▶ **Stored data**
==================================================
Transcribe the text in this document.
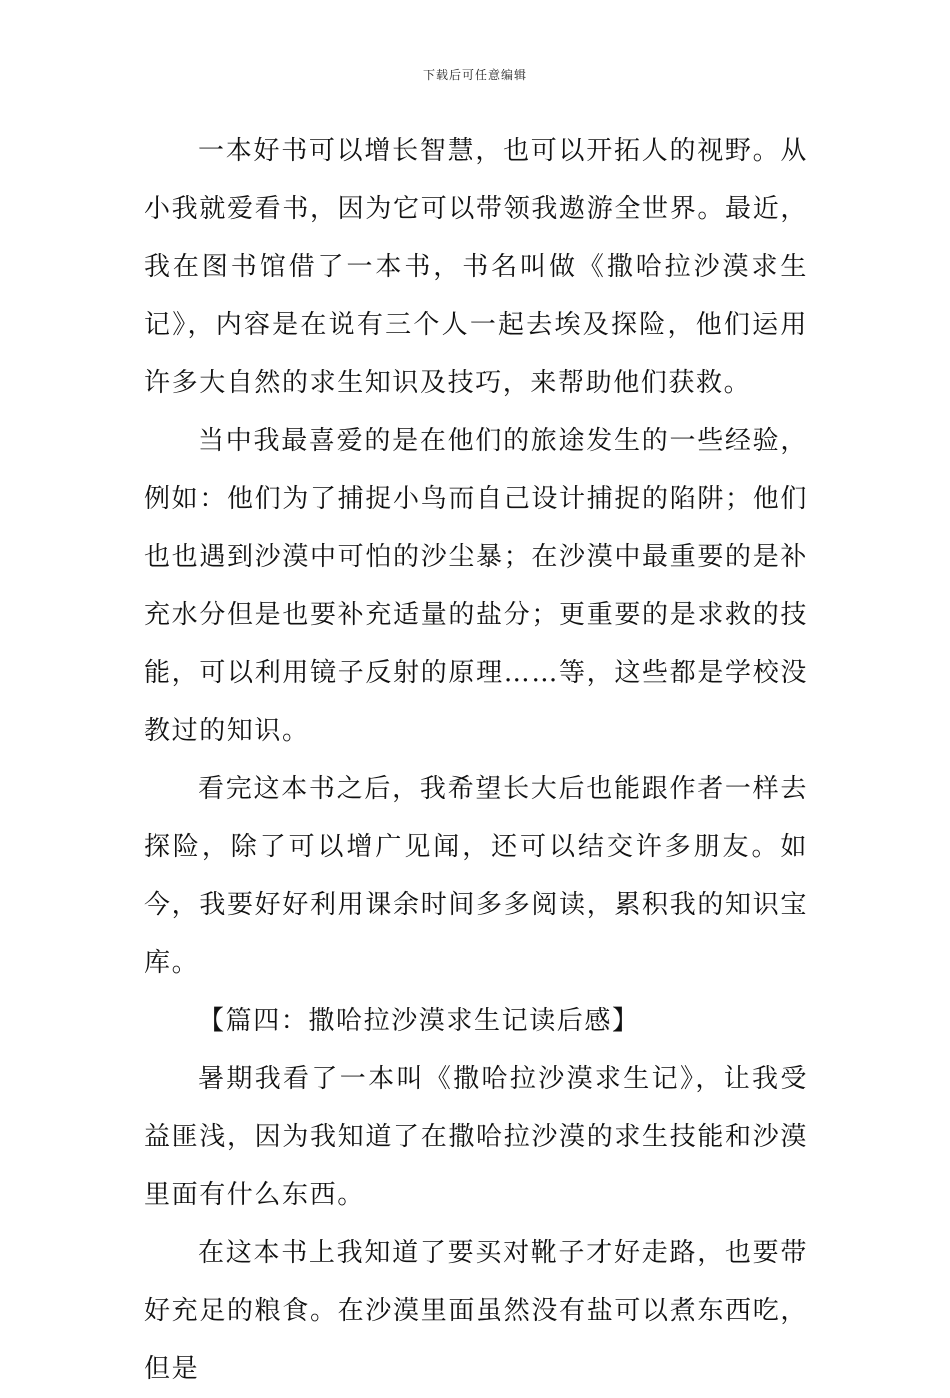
下载后可任意编辑

一本好书可以增长智慧，也可以开拓人的视野。从小我就爱看书，因为它可以带领我遨游全世界。最近，我在图书馆借了一本书，书名叫做《撒哈拉沙漠求生记》，内容是在说有三个人一起去埃及探险，他们运用许多大自然的求生知识及技巧，来帮助他们获救。

当中我最喜爱的是在他们的旅途发生的一些经验，例如：他们为了捕捉小鸟而自己设计捕捉的陷阱；他们也也遇到沙漠中可怕的沙尘暴；在沙漠中最重要的是补充水分但是也要补充适量的盐分；更重要的是求救的技能，可以利用镜子反射的原理……等，这些都是学校没教过的知识。

看完这本书之后，我希望长大后也能跟作者一样去探险，除了可以增广见闻，还可以结交许多朋友。如今，我要好好利用课余时间多多阅读，累积我的知识宝库。

【篇四：撒哈拉沙漠求生记读后感】

暑期我看了一本叫《撒哈拉沙漠求生记》，让我受益匪浅，因为我知道了在撒哈拉沙漠的求生技能和沙漠里面有什么东西。

在这本书上我知道了要买对靴子才好走路，也要带好充足的粮食。在沙漠里面虽然没有盐可以煮东西吃，但是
==================================================
▶ **Prompt**
Transcribe every line in the entries above, taking out only the images.

▶ **Reply**
Transcribe the text in this document.
下载后可任意编辑

一本好书可以增长智慧，也可以开拓人的视野。从小我就爱看书，因为它可以带领我遨游全世界。最近，我在图书馆借了一本书，书名叫做《撒哈拉沙漠求生记》，内容是在说有三个人一起去埃及探险，他们运用许多大自然的求生知识及技巧，来帮助他们获救。

当中我最喜爱的是在他们的旅途发生的一些经验，例如：他们为了捕捉小鸟而自己设计捕捉的陷阱；他们也也遇到沙漠中可怕的沙尘暴；在沙漠中最重要的是补充水分但是也要补充适量的盐分；更重要的是求救的技能，可以利用镜子反射的原理……等，这些都是学校没教过的知识。

看完这本书之后，我希望长大后也能跟作者一样去探险，除了可以增广见闻，还可以结交许多朋友。如今，我要好好利用课余时间多多阅读，累积我的知识宝库。

【篇四：撒哈拉沙漠求生记读后感】

暑期我看了一本叫《撒哈拉沙漠求生记》，让我受益匪浅，因为我知道了在撒哈拉沙漠的求生技能和沙漠里面有什么东西。

在这本书上我知道了要买对靴子才好走路，也要带好充足的粮食。在沙漠里面虽然没有盐可以煮东西吃，但是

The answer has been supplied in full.